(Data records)
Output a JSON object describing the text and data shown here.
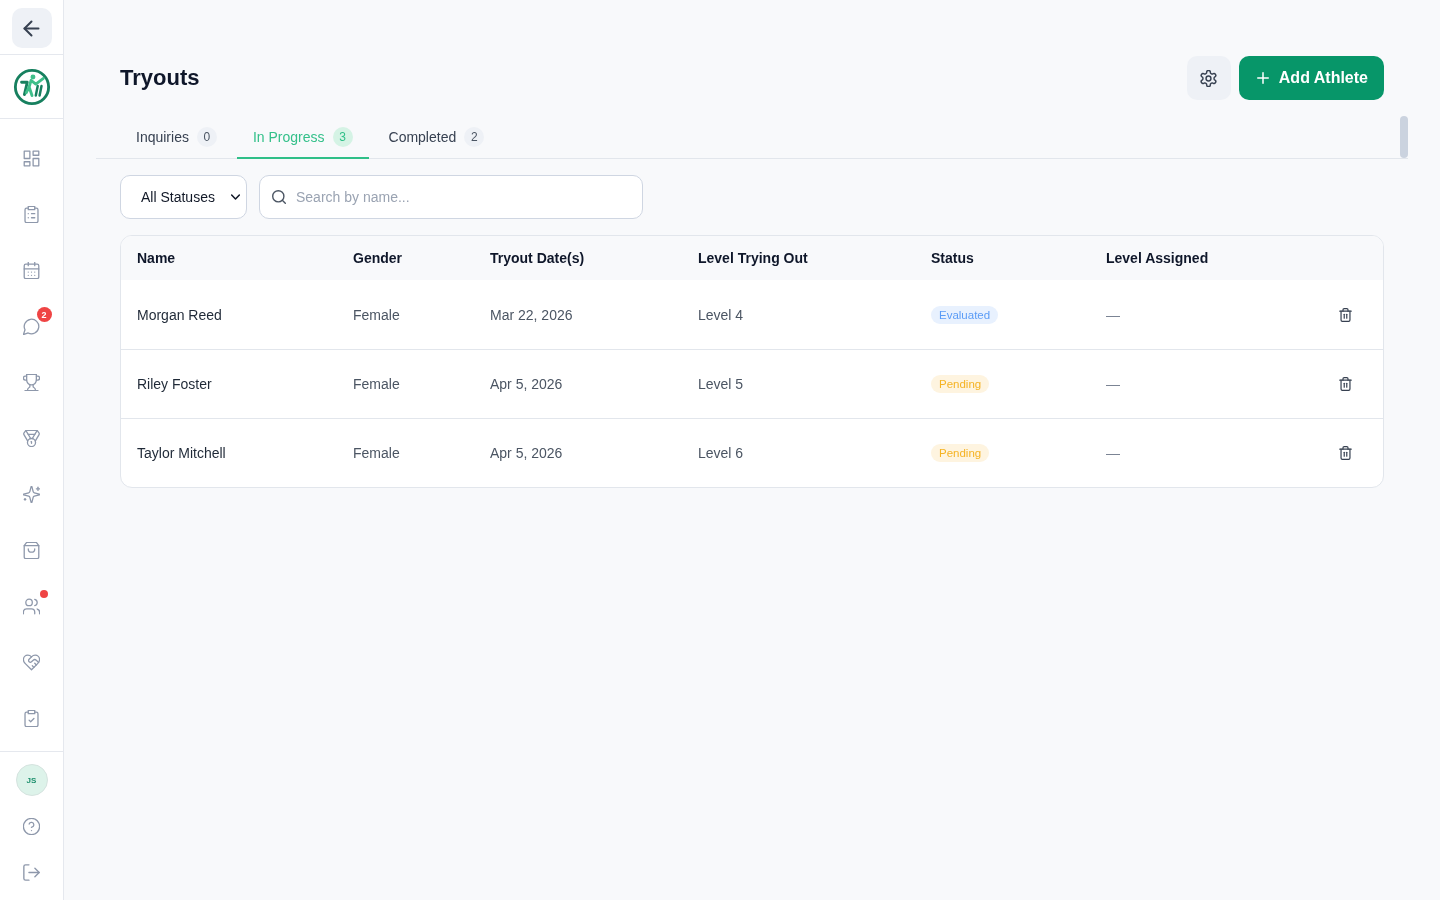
{
  "sidebar": {
    "items": [
      {
        "alert": false
      },
      {
        "alert": false
      },
      {
        "alert": false
      },
      {
        "alert": false,
        "badge": "2"
      },
      {
        "alert": false
      },
      {
        "alert": false
      },
      {
        "alert": false
      },
      {
        "alert": false
      },
      {
        "alert": true
      },
      {
        "alert": false
      },
      {
        "alert": false
      }
    ],
    "user": {
      "initials": "JS"
    }
  },
  "header": {
    "title": "Tryouts",
    "primary_button": "Add Athlete"
  },
  "tabs": [
    {
      "label": "Inquiries",
      "count": "0",
      "selected": false
    },
    {
      "label": "In Progress",
      "count": "3",
      "selected": true
    },
    {
      "label": "Completed",
      "count": "2",
      "selected": false
    }
  ],
  "filters": {
    "status": "All Statuses",
    "search": {
      "placeholder": "Search by name..."
    }
  },
  "table": {
    "columns": [
      "Name",
      "Gender",
      "Tryout Date(s)",
      "Level Trying Out",
      "Status",
      "Level Assigned"
    ],
    "rows": [
      {
        "name": "Morgan Reed",
        "gender": "Female",
        "tryout_dates": "Mar 22, 2026",
        "level_trying_out": "Level 4",
        "status": {
          "label": "Evaluated",
          "color": "#5b9cf6"
        },
        "level_assigned": "—"
      },
      {
        "name": "Riley Foster",
        "gender": "Female",
        "tryout_dates": "Apr 5, 2026",
        "level_trying_out": "Level 5",
        "status": {
          "label": "Pending",
          "color": "#f5b324"
        },
        "level_assigned": "—"
      },
      {
        "name": "Taylor Mitchell",
        "gender": "Female",
        "tryout_dates": "Apr 5, 2026",
        "level_trying_out": "Level 6",
        "status": {
          "label": "Pending",
          "color": "#f5b324"
        },
        "level_assigned": "—"
      }
    ]
  }
}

▸ Requirement: Reproduce every line above as written, skipping pictures.

▸ Correct output:
Output a JSON object describing the text and data shown here.
{
  "sidebar": {
    "items": [
      {
        "alert": false
      },
      {
        "alert": false
      },
      {
        "alert": false
      },
      {
        "alert": false,
        "badge": "2"
      },
      {
        "alert": false
      },
      {
        "alert": false
      },
      {
        "alert": false
      },
      {
        "alert": false
      },
      {
        "alert": true
      },
      {
        "alert": false
      },
      {
        "alert": false
      }
    ],
    "user": {
      "initials": "JS"
    }
  },
  "header": {
    "title": "Tryouts",
    "primary_button": "Add Athlete"
  },
  "tabs": [
    {
      "label": "Inquiries",
      "count": "0",
      "selected": false
    },
    {
      "label": "In Progress",
      "count": "3",
      "selected": true
    },
    {
      "label": "Completed",
      "count": "2",
      "selected": false
    }
  ],
  "filters": {
    "status": "All Statuses",
    "search": {
      "placeholder": "Search by name..."
    }
  },
  "table": {
    "columns": [
      "Name",
      "Gender",
      "Tryout Date(s)",
      "Level Trying Out",
      "Status",
      "Level Assigned"
    ],
    "rows": [
      {
        "name": "Morgan Reed",
        "gender": "Female",
        "tryout_dates": "Mar 22, 2026",
        "level_trying_out": "Level 4",
        "status": {
          "label": "Evaluated",
          "color": "#5b9cf6"
        },
        "level_assigned": "—"
      },
      {
        "name": "Riley Foster",
        "gender": "Female",
        "tryout_dates": "Apr 5, 2026",
        "level_trying_out": "Level 5",
        "status": {
          "label": "Pending",
          "color": "#f5b324"
        },
        "level_assigned": "—"
      },
      {
        "name": "Taylor Mitchell",
        "gender": "Female",
        "tryout_dates": "Apr 5, 2026",
        "level_trying_out": "Level 6",
        "status": {
          "label": "Pending",
          "color": "#f5b324"
        },
        "level_assigned": "—"
      }
    ]
  }
}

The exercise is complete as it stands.